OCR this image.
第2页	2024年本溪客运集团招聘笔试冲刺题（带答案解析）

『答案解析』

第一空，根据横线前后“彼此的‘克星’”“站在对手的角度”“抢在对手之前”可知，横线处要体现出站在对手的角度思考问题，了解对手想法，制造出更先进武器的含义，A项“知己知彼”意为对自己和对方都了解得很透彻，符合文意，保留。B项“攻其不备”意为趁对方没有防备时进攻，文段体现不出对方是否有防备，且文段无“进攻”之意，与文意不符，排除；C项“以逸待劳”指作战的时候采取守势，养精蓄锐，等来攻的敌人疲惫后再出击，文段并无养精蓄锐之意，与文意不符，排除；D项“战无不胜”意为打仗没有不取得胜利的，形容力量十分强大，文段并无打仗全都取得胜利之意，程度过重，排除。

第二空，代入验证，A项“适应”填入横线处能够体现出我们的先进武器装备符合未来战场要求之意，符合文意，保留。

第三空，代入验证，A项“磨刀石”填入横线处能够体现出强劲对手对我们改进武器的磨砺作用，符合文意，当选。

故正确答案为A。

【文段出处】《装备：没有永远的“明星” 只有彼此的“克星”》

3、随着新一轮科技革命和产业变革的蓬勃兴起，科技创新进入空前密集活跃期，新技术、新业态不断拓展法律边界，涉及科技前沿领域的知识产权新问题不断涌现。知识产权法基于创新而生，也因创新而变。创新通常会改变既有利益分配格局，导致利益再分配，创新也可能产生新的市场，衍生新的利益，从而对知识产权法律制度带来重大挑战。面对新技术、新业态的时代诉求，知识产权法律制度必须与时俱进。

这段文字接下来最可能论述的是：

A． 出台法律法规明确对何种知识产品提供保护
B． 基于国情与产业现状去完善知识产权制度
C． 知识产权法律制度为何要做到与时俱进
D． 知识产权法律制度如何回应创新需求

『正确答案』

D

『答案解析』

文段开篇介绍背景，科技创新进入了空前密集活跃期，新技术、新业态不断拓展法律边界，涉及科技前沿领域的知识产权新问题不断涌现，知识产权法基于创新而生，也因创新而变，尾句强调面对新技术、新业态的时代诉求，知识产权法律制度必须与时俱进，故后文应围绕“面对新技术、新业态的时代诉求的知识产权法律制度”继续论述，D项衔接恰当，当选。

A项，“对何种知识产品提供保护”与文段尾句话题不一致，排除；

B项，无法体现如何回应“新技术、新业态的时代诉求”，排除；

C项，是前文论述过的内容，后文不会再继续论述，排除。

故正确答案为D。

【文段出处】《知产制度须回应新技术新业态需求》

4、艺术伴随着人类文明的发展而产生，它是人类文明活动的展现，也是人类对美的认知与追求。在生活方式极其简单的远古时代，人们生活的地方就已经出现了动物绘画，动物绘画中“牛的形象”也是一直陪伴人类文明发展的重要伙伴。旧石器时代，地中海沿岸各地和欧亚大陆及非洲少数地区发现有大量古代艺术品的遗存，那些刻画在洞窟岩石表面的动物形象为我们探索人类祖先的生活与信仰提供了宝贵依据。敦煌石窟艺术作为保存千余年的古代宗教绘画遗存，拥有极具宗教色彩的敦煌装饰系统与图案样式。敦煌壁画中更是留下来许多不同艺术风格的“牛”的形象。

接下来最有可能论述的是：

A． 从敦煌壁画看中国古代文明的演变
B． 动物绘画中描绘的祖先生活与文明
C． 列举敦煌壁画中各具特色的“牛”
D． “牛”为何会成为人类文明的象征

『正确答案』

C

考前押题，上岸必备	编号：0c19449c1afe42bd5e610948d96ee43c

.....

Repeat every line of the data, exactly and in full.

OCR this image.
第2页	2024年本溪客运集团招聘笔试冲刺题（带答案解析）

『答案解析』

第一空，根据横线前后“彼此的‘克星’”“站在对手的角度”“抢在对手之前”可知，横线处要体现出站在对手的角度思考问题，了解对手想法，制造出更先进武器的含义，A项“知己知彼”意为对自己和对方都了解得很透彻，符合文意，保留。B项“攻其不备”意为趁对方没有防备时进攻，文段体现不出对方是否有防备，且文段无“进攻”之意，与文意不符，排除；C项“以逸待劳”指作战的时候采取守势，养精蓄锐，等来攻的敌人疲惫后再出击，文段并无养精蓄锐之意，与文意不符，排除；D项“战无不胜”意为打仗没有不取得胜利的，形容力量十分强大，文段并无打仗全都取得胜利之意，程度过重，排除。

第二空，代入验证，A项“适应”填入横线处能够体现出我们的先进武器装备符合未来战场要求之意，符合文意，保留。

第三空，代入验证，A项“磨刀石”填入横线处能够体现出强劲对手对我们改进武器的磨砺作用，符合文意，当选。

故正确答案为A。

【文段出处】《装备：没有永远的“明星” 只有彼此的“克星”》

3、随着新一轮科技革命和产业变革的蓬勃兴起，科技创新进入空前密集活跃期，新技术、新业态不断拓展法律边界，涉及科技前沿领域的知识产权新问题不断涌现。知识产权法基于创新而生，也因创新而变。创新通常会改变既有利益分配格局，导致利益再分配，创新也可能产生新的市场，衍生新的利益，从而对知识产权法律制度带来重大挑战。面对新技术、新业态的时代诉求，知识产权法律制度必须与时俱进。

这段文字接下来最可能论述的是：

A． 出台法律法规明确对何种知识产品提供保护
B． 基于国情与产业现状去完善知识产权制度
C． 知识产权法律制度为何要做到与时俱进
D． 知识产权法律制度如何回应创新需求

『正确答案』

D

『答案解析』

文段开篇介绍背景，科技创新进入了空前密集活跃期，新技术、新业态不断拓展法律边界，涉及科技前沿领域的知识产权新问题不断涌现，知识产权法基于创新而生，也因创新而变，尾句强调面对新技术、新业态的时代诉求，知识产权法律制度必须与时俱进，故后文应围绕“面对新技术、新业态的时代诉求的知识产权法律制度”继续论述，D项衔接恰当，当选。

A项，“对何种知识产品提供保护”与文段尾句话题不一致，排除；

B项，无法体现如何回应“新技术、新业态的时代诉求”，排除；

C项，是前文论述过的内容，后文不会再继续论述，排除。

故正确答案为D。

【文段出处】《知产制度须回应新技术新业态需求》

4、艺术伴随着人类文明的发展而产生，它是人类文明活动的展现，也是人类对美的认知与追求。在生活方式极其简单的远古时代，人们生活的地方就已经出现了动物绘画，动物绘画中“牛的形象”也是一直陪伴人类文明发展的重要伙伴。旧石器时代，地中海沿岸各地和欧亚大陆及非洲少数地区发现有大量古代艺术品的遗存，那些刻画在洞窟岩石表面的动物形象为我们探索人类祖先的生活与信仰提供了宝贵依据。敦煌石窟艺术作为保存千余年的古代宗教绘画遗存，拥有极具宗教色彩的敦煌装饰系统与图案样式。敦煌壁画中更是留下来许多不同艺术风格的“牛”的形象。

接下来最有可能论述的是：

A． 从敦煌壁画看中国古代文明的演变
B． 动物绘画中描绘的祖先生活与文明
C． 列举敦煌壁画中各具特色的“牛”
D． “牛”为何会成为人类文明的象征

『正确答案』

C

考前押题，上岸必备	编号：0c19449c1afe42bd5e610948d96ee43c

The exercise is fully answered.